GIVEN EXERCISE =>
Go through the entries below and retype them exactly, omitting each picture.

>>>

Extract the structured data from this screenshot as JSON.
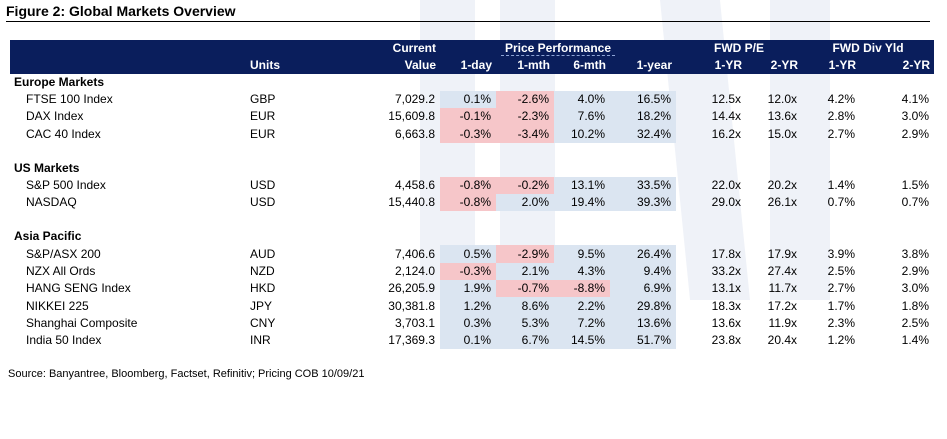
{
  "figure_title": "Figure 2: Global Markets Overview",
  "header": {
    "units": "Units",
    "current_top": "Current",
    "current_bottom": "Value",
    "price_performance": "Price Performance",
    "fwd_pe": "FWD P/E",
    "fwd_div_yld": "FWD Div Yld",
    "col_1day": "1-day",
    "col_1mth": "1-mth",
    "col_6mth": "6-mth",
    "col_1year": "1-year",
    "col_pe_1yr": "1-YR",
    "col_pe_2yr": "2-YR",
    "col_dy_1yr": "1-YR",
    "col_dy_2yr": "2-YR"
  },
  "sections": [
    {
      "title": "Europe Markets",
      "rows": [
        {
          "name": "FTSE 100 Index",
          "units": "GBP",
          "value": "7,029.2",
          "d1": "0.1%",
          "m1": "-2.6%",
          "m6": "4.0%",
          "y1": "16.5%",
          "pe1": "12.5x",
          "pe2": "12.0x",
          "dy1": "4.2%",
          "dy2": "4.1%"
        },
        {
          "name": "DAX Index",
          "units": "EUR",
          "value": "15,609.8",
          "d1": "-0.1%",
          "m1": "-2.3%",
          "m6": "7.6%",
          "y1": "18.2%",
          "pe1": "14.4x",
          "pe2": "13.6x",
          "dy1": "2.8%",
          "dy2": "3.0%"
        },
        {
          "name": "CAC 40 Index",
          "units": "EUR",
          "value": "6,663.8",
          "d1": "-0.3%",
          "m1": "-3.4%",
          "m6": "10.2%",
          "y1": "32.4%",
          "pe1": "16.2x",
          "pe2": "15.0x",
          "dy1": "2.7%",
          "dy2": "2.9%"
        }
      ]
    },
    {
      "title": "US Markets",
      "rows": [
        {
          "name": "S&P 500 Index",
          "units": "USD",
          "value": "4,458.6",
          "d1": "-0.8%",
          "m1": "-0.2%",
          "m6": "13.1%",
          "y1": "33.5%",
          "pe1": "22.0x",
          "pe2": "20.2x",
          "dy1": "1.4%",
          "dy2": "1.5%"
        },
        {
          "name": "NASDAQ",
          "units": "USD",
          "value": "15,440.8",
          "d1": "-0.8%",
          "m1": "2.0%",
          "m6": "19.4%",
          "y1": "39.3%",
          "pe1": "29.0x",
          "pe2": "26.1x",
          "dy1": "0.7%",
          "dy2": "0.7%"
        }
      ]
    },
    {
      "title": "Asia Pacific",
      "rows": [
        {
          "name": "S&P/ASX 200",
          "units": "AUD",
          "value": "7,406.6",
          "d1": "0.5%",
          "m1": "-2.9%",
          "m6": "9.5%",
          "y1": "26.4%",
          "pe1": "17.8x",
          "pe2": "17.9x",
          "dy1": "3.9%",
          "dy2": "3.8%"
        },
        {
          "name": "NZX All Ords",
          "units": "NZD",
          "value": "2,124.0",
          "d1": "-0.3%",
          "m1": "2.1%",
          "m6": "4.3%",
          "y1": "9.4%",
          "pe1": "33.2x",
          "pe2": "27.4x",
          "dy1": "2.5%",
          "dy2": "2.9%"
        },
        {
          "name": "HANG SENG Index",
          "units": "HKD",
          "value": "26,205.9",
          "d1": "1.9%",
          "m1": "-0.7%",
          "m6": "-8.8%",
          "y1": "6.9%",
          "pe1": "13.1x",
          "pe2": "11.7x",
          "dy1": "2.7%",
          "dy2": "3.0%"
        },
        {
          "name": "NIKKEI 225",
          "units": "JPY",
          "value": "30,381.8",
          "d1": "1.2%",
          "m1": "8.6%",
          "m6": "2.2%",
          "y1": "29.8%",
          "pe1": "18.3x",
          "pe2": "17.2x",
          "dy1": "1.7%",
          "dy2": "1.8%"
        },
        {
          "name": "Shanghai Composite",
          "units": "CNY",
          "value": "3,703.1",
          "d1": "0.3%",
          "m1": "5.3%",
          "m6": "7.2%",
          "y1": "13.6%",
          "pe1": "13.6x",
          "pe2": "11.9x",
          "dy1": "2.3%",
          "dy2": "2.5%"
        },
        {
          "name": "India 50 Index",
          "units": "INR",
          "value": "17,369.3",
          "d1": "0.1%",
          "m1": "6.7%",
          "m6": "14.5%",
          "y1": "51.7%",
          "pe1": "23.8x",
          "pe2": "20.4x",
          "dy1": "1.2%",
          "dy2": "1.4%"
        }
      ]
    }
  ],
  "source": "Source: Banyantree, Bloomberg, Factset, Refinitiv; Pricing COB 10/09/21",
  "colors": {
    "header_bg": "#0a1e5c",
    "positive_cell": "#dbe5f1",
    "negative_cell": "#f6c6c9"
  }
}
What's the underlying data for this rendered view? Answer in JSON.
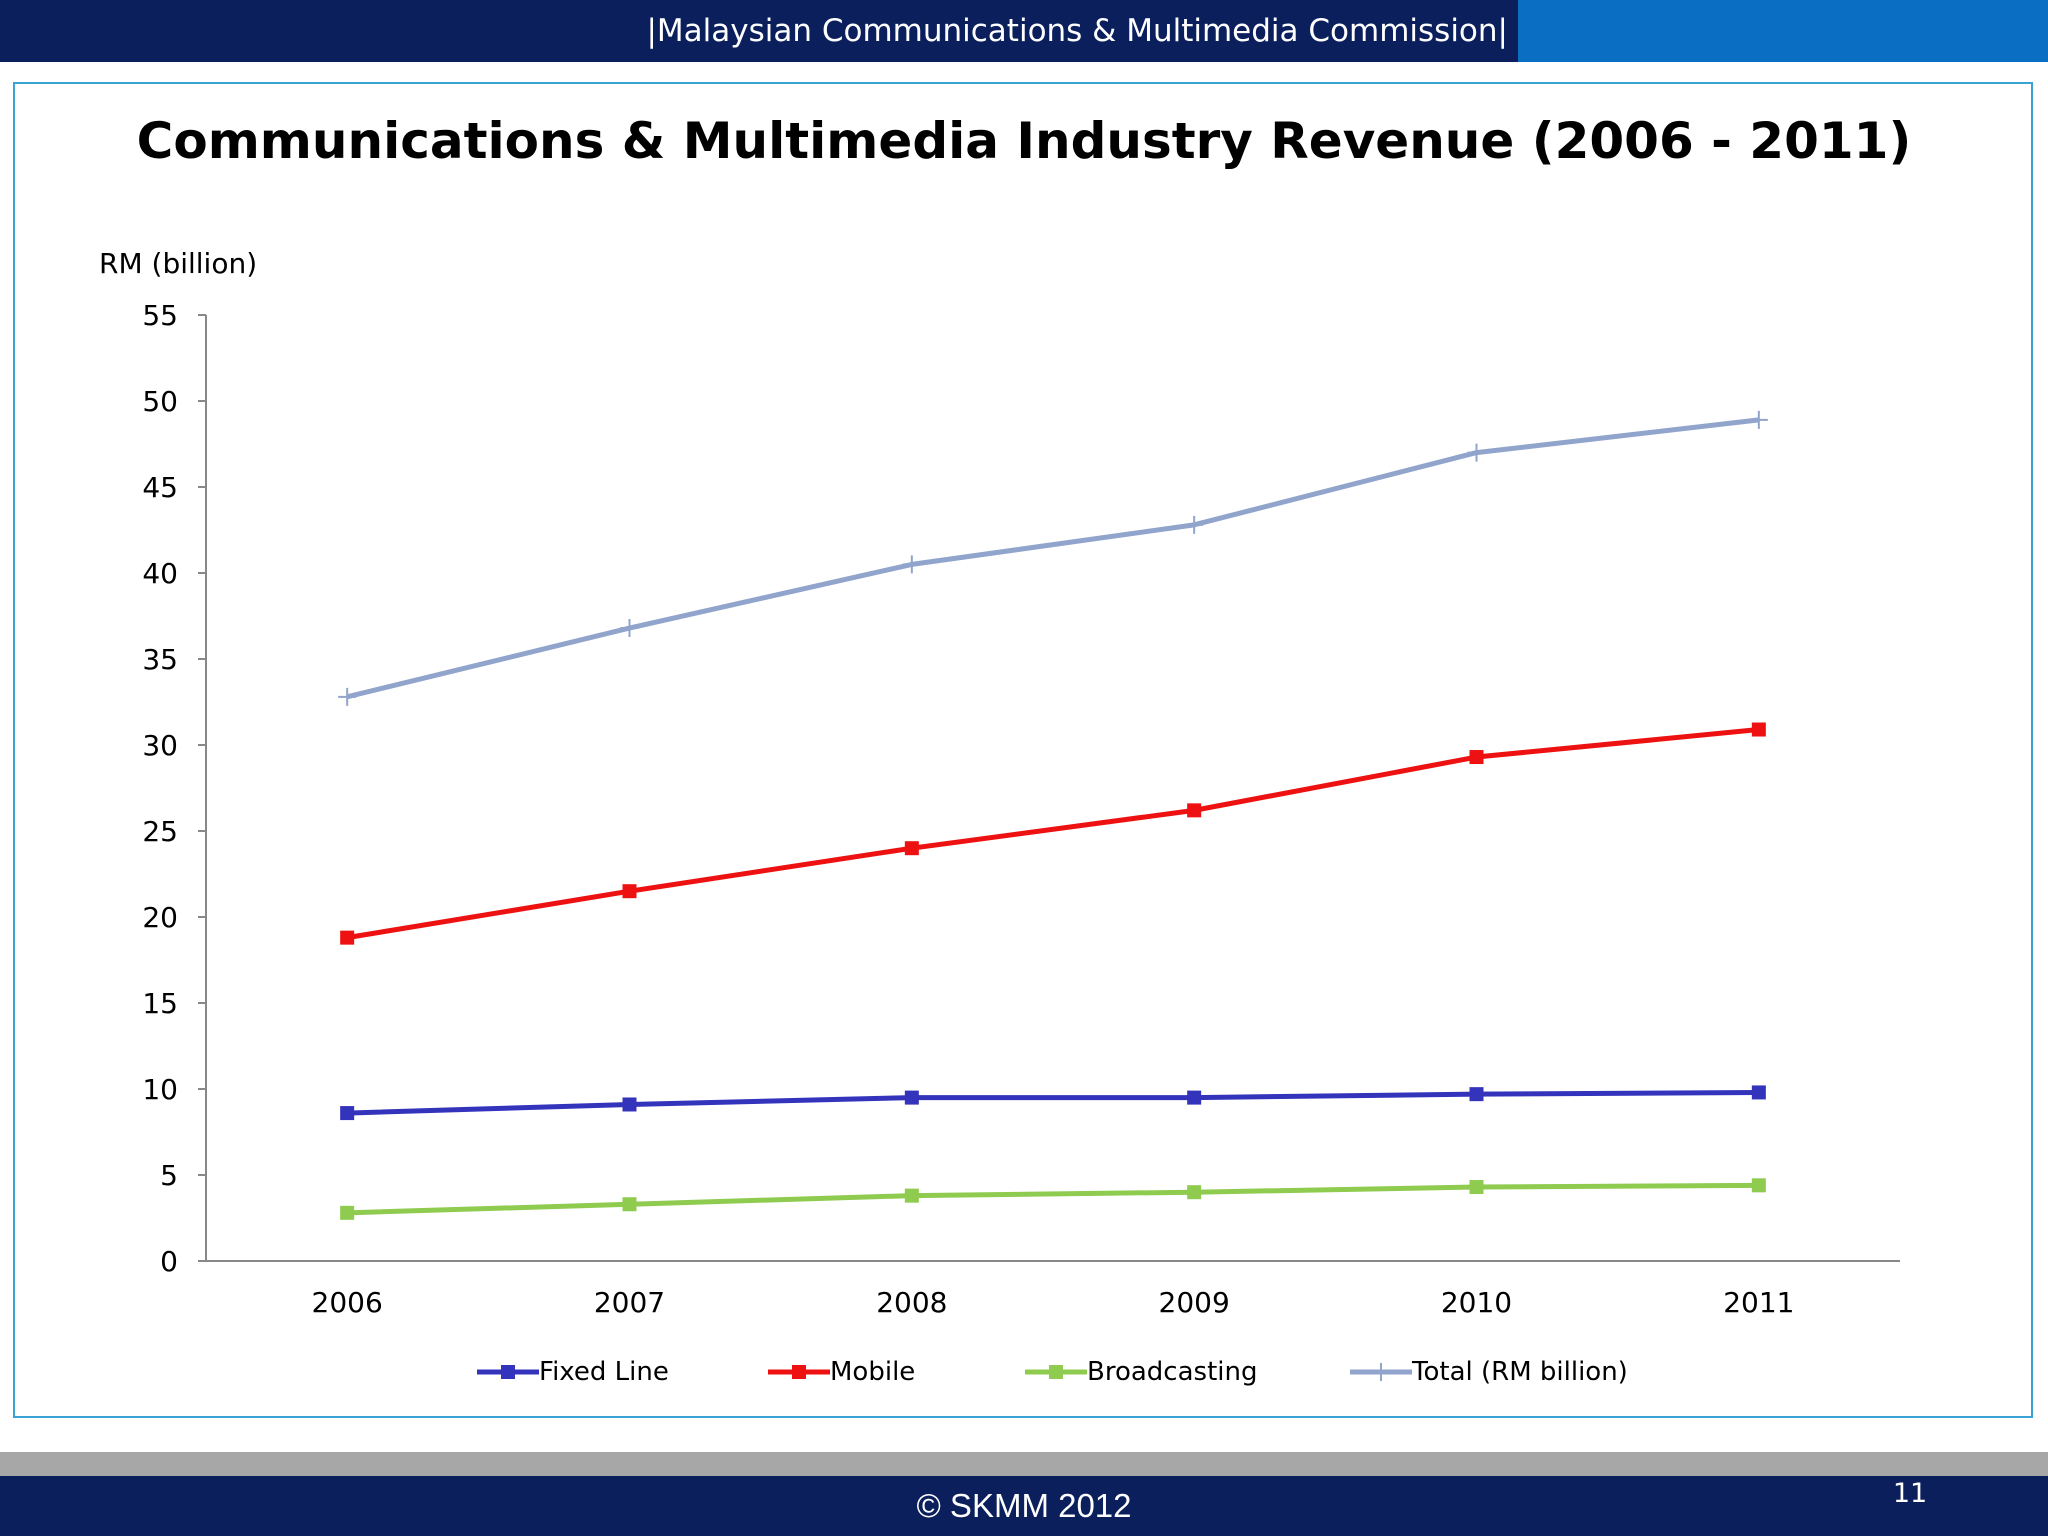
{
  "header": {
    "title": "|Malaysian Communications & Multimedia Commission|"
  },
  "chart_data": {
    "type": "line",
    "title": "Communications & Multimedia Industry Revenue  (2006 - 2011)",
    "ylabel": "RM (billion)",
    "xlabel": "",
    "categories": [
      "2006",
      "2007",
      "2008",
      "2009",
      "2010",
      "2011"
    ],
    "ylim": [
      0,
      55
    ],
    "yticks": [
      0,
      5,
      10,
      15,
      20,
      25,
      30,
      35,
      40,
      45,
      50,
      55
    ],
    "grid": false,
    "legend_position": "bottom",
    "series": [
      {
        "name": "Fixed Line",
        "color": "#3333bb",
        "marker": "square",
        "values": [
          8.6,
          9.1,
          9.5,
          9.5,
          9.7,
          9.8
        ]
      },
      {
        "name": "Mobile",
        "color": "#ee1111",
        "marker": "square",
        "values": [
          18.8,
          21.5,
          24.0,
          26.2,
          29.3,
          30.9
        ]
      },
      {
        "name": "Broadcasting",
        "color": "#8ecb4f",
        "marker": "square",
        "values": [
          2.8,
          3.3,
          3.8,
          4.0,
          4.3,
          4.4
        ]
      },
      {
        "name": "Total (RM billion)",
        "color": "#90a4cc",
        "marker": "plus",
        "values": [
          32.8,
          36.8,
          40.5,
          42.8,
          47.0,
          48.9
        ]
      }
    ]
  },
  "footer": {
    "copyright": "© SKMM 2012",
    "page_number": "11"
  }
}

<<<

FULL SOLUTION =>
Extract the structured data from this screenshot as JSON.
{
  "figure_title": "Figure 2: Global Markets Overview",
  "header": {
    "units": "Units",
    "current_top": "Current",
    "current_bottom": "Value",
    "price_performance": "Price Performance",
    "fwd_pe": "FWD P/E",
    "fwd_div_yld": "FWD Div Yld",
    "col_1day": "1-day",
    "col_1mth": "1-mth",
    "col_6mth": "6-mth",
    "col_1year": "1-year",
    "col_pe_1yr": "1-YR",
    "col_pe_2yr": "2-YR",
    "col_dy_1yr": "1-YR",
    "col_dy_2yr": "2-YR"
  },
  "sections": [
    {
      "title": "Europe Markets",
      "rows": [
        {
          "name": "FTSE 100 Index",
          "units": "GBP",
          "value": "7,029.2",
          "d1": "0.1%",
          "m1": "-2.6%",
          "m6": "4.0%",
          "y1": "16.5%",
          "pe1": "12.5x",
          "pe2": "12.0x",
          "dy1": "4.2%",
          "dy2": "4.1%"
        },
        {
          "name": "DAX Index",
          "units": "EUR",
          "value": "15,609.8",
          "d1": "-0.1%",
          "m1": "-2.3%",
          "m6": "7.6%",
          "y1": "18.2%",
          "pe1": "14.4x",
          "pe2": "13.6x",
          "dy1": "2.8%",
          "dy2": "3.0%"
        },
        {
          "name": "CAC 40 Index",
          "units": "EUR",
          "value": "6,663.8",
          "d1": "-0.3%",
          "m1": "-3.4%",
          "m6": "10.2%",
          "y1": "32.4%",
          "pe1": "16.2x",
          "pe2": "15.0x",
          "dy1": "2.7%",
          "dy2": "2.9%"
        }
      ]
    },
    {
      "title": "US Markets",
      "rows": [
        {
          "name": "S&P 500 Index",
          "units": "USD",
          "value": "4,458.6",
          "d1": "-0.8%",
          "m1": "-0.2%",
          "m6": "13.1%",
          "y1": "33.5%",
          "pe1": "22.0x",
          "pe2": "20.2x",
          "dy1": "1.4%",
          "dy2": "1.5%"
        },
        {
          "name": "NASDAQ",
          "units": "USD",
          "value": "15,440.8",
          "d1": "-0.8%",
          "m1": "2.0%",
          "m6": "19.4%",
          "y1": "39.3%",
          "pe1": "29.0x",
          "pe2": "26.1x",
          "dy1": "0.7%",
          "dy2": "0.7%"
        }
      ]
    },
    {
      "title": "Asia Pacific",
      "rows": [
        {
          "name": "S&P/ASX 200",
          "units": "AUD",
          "value": "7,406.6",
          "d1": "0.5%",
          "m1": "-2.9%",
          "m6": "9.5%",
          "y1": "26.4%",
          "pe1": "17.8x",
          "pe2": "17.9x",
          "dy1": "3.9%",
          "dy2": "3.8%"
        },
        {
          "name": "NZX All Ords",
          "units": "NZD",
          "value": "2,124.0",
          "d1": "-0.3%",
          "m1": "2.1%",
          "m6": "4.3%",
          "y1": "9.4%",
          "pe1": "33.2x",
          "pe2": "27.4x",
          "dy1": "2.5%",
          "dy2": "2.9%"
        },
        {
          "name": "HANG SENG Index",
          "units": "HKD",
          "value": "26,205.9",
          "d1": "1.9%",
          "m1": "-0.7%",
          "m6": "-8.8%",
          "y1": "6.9%",
          "pe1": "13.1x",
          "pe2": "11.7x",
          "dy1": "2.7%",
          "dy2": "3.0%"
        },
        {
          "name": "NIKKEI 225",
          "units": "JPY",
          "value": "30,381.8",
          "d1": "1.2%",
          "m1": "8.6%",
          "m6": "2.2%",
          "y1": "29.8%",
          "pe1": "18.3x",
          "pe2": "17.2x",
          "dy1": "1.7%",
          "dy2": "1.8%"
        },
        {
          "name": "Shanghai Composite",
          "units": "CNY",
          "value": "3,703.1",
          "d1": "0.3%",
          "m1": "5.3%",
          "m6": "7.2%",
          "y1": "13.6%",
          "pe1": "13.6x",
          "pe2": "11.9x",
          "dy1": "2.3%",
          "dy2": "2.5%"
        },
        {
          "name": "India 50 Index",
          "units": "INR",
          "value": "17,369.3",
          "d1": "0.1%",
          "m1": "6.7%",
          "m6": "14.5%",
          "y1": "51.7%",
          "pe1": "23.8x",
          "pe2": "20.4x",
          "dy1": "1.2%",
          "dy2": "1.4%"
        }
      ]
    }
  ],
  "source": "Source: Banyantree, Bloomberg, Factset, Refinitiv; Pricing COB 10/09/21",
  "colors": {
    "header_bg": "#0a1e5c",
    "positive_cell": "#dbe5f1",
    "negative_cell": "#f6c6c9"
  }
}
What's the underlying data for this rendered view? Answer in JSON.
{
  "header": {
    "title": "|Malaysian Communications & Multimedia Commission|"
  },
  "chart_data": {
    "type": "line",
    "title": "Communications & Multimedia Industry Revenue  (2006 - 2011)",
    "ylabel": "RM (billion)",
    "xlabel": "",
    "categories": [
      "2006",
      "2007",
      "2008",
      "2009",
      "2010",
      "2011"
    ],
    "ylim": [
      0,
      55
    ],
    "yticks": [
      0,
      5,
      10,
      15,
      20,
      25,
      30,
      35,
      40,
      45,
      50,
      55
    ],
    "grid": false,
    "legend_position": "bottom",
    "series": [
      {
        "name": "Fixed Line",
        "color": "#3333bb",
        "marker": "square",
        "values": [
          8.6,
          9.1,
          9.5,
          9.5,
          9.7,
          9.8
        ]
      },
      {
        "name": "Mobile",
        "color": "#ee1111",
        "marker": "square",
        "values": [
          18.8,
          21.5,
          24.0,
          26.2,
          29.3,
          30.9
        ]
      },
      {
        "name": "Broadcasting",
        "color": "#8ecb4f",
        "marker": "square",
        "values": [
          2.8,
          3.3,
          3.8,
          4.0,
          4.3,
          4.4
        ]
      },
      {
        "name": "Total (RM billion)",
        "color": "#90a4cc",
        "marker": "plus",
        "values": [
          32.8,
          36.8,
          40.5,
          42.8,
          47.0,
          48.9
        ]
      }
    ]
  },
  "footer": {
    "copyright": "© SKMM 2012",
    "page_number": "11"
  }
}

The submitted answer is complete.